━━━ Extracted records

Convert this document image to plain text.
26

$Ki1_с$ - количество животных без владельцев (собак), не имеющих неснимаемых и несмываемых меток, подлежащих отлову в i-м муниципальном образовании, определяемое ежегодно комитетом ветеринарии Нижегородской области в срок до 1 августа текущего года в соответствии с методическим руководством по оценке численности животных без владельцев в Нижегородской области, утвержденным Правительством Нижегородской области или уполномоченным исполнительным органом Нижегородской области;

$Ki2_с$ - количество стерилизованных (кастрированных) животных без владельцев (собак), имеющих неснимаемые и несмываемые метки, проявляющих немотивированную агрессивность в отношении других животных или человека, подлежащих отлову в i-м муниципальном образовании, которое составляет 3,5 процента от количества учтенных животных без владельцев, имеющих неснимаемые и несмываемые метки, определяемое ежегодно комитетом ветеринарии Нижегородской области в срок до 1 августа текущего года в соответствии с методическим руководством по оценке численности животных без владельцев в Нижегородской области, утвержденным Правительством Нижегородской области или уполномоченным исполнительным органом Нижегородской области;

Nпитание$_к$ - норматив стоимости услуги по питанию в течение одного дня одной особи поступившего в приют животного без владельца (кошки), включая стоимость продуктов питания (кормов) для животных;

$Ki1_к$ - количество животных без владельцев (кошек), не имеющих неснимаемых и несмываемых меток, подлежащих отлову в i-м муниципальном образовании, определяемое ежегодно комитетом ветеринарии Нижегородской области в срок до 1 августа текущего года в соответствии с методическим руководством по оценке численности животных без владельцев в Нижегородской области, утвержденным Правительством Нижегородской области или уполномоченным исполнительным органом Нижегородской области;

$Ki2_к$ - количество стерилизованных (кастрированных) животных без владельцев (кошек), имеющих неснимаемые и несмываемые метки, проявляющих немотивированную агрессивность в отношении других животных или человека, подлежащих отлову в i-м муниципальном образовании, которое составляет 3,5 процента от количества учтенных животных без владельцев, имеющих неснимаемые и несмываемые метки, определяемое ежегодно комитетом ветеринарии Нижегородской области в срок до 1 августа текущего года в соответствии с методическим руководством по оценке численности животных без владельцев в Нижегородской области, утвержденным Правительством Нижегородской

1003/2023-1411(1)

━━━━━━

*Aim*. Retype the listing exactly, in full.

*Response to this exercise*.
Convert this document image to plain text.
26

$Ki1_с$ - количество животных без владельцев (собак), не имеющих неснимаемых и несмываемых меток, подлежащих отлову в i-м муниципальном образовании, определяемое ежегодно комитетом ветеринарии Нижегородской области в срок до 1 августа текущего года в соответствии с методическим руководством по оценке численности животных без владельцев в Нижегородской области, утвержденным Правительством Нижегородской области или уполномоченным исполнительным органом Нижегородской области;

$Ki2_с$ - количество стерилизованных (кастрированных) животных без владельцев (собак), имеющих неснимаемые и несмываемые метки, проявляющих немотивированную агрессивность в отношении других животных или человека, подлежащих отлову в i-м муниципальном образовании, которое составляет 3,5 процента от количества учтенных животных без владельцев, имеющих неснимаемые и несмываемые метки, определяемое ежегодно комитетом ветеринарии Нижегородской области в срок до 1 августа текущего года в соответствии с методическим руководством по оценке численности животных без владельцев в Нижегородской области, утвержденным Правительством Нижегородской области или уполномоченным исполнительным органом Нижегородской области;

Nпитание$_к$ - норматив стоимости услуги по питанию в течение одного дня одной особи поступившего в приют животного без владельца (кошки), включая стоимость продуктов питания (кормов) для животных;

$Ki1_к$ - количество животных без владельцев (кошек), не имеющих неснимаемых и несмываемых меток, подлежащих отлову в i-м муниципальном образовании, определяемое ежегодно комитетом ветеринарии Нижегородской области в срок до 1 августа текущего года в соответствии с методическим руководством по оценке численности животных без владельцев в Нижегородской области, утвержденным Правительством Нижегородской области или уполномоченным исполнительным органом Нижегородской области;

$Ki2_к$ - количество стерилизованных (кастрированных) животных без владельцев (кошек), имеющих неснимаемые и несмываемые метки, проявляющих немотивированную агрессивность в отношении других животных или человека, подлежащих отлову в i-м муниципальном образовании, которое составляет 3,5 процента от количества учтенных животных без владельцев, имеющих неснимаемые и несмываемые метки, определяемое ежегодно комитетом ветеринарии Нижегородской области в срок до 1 августа текущего года в соответствии с методическим руководством по оценке численности животных без владельцев в Нижегородской области, утвержденным Правительством Нижегородской

1003/2023-1411(1)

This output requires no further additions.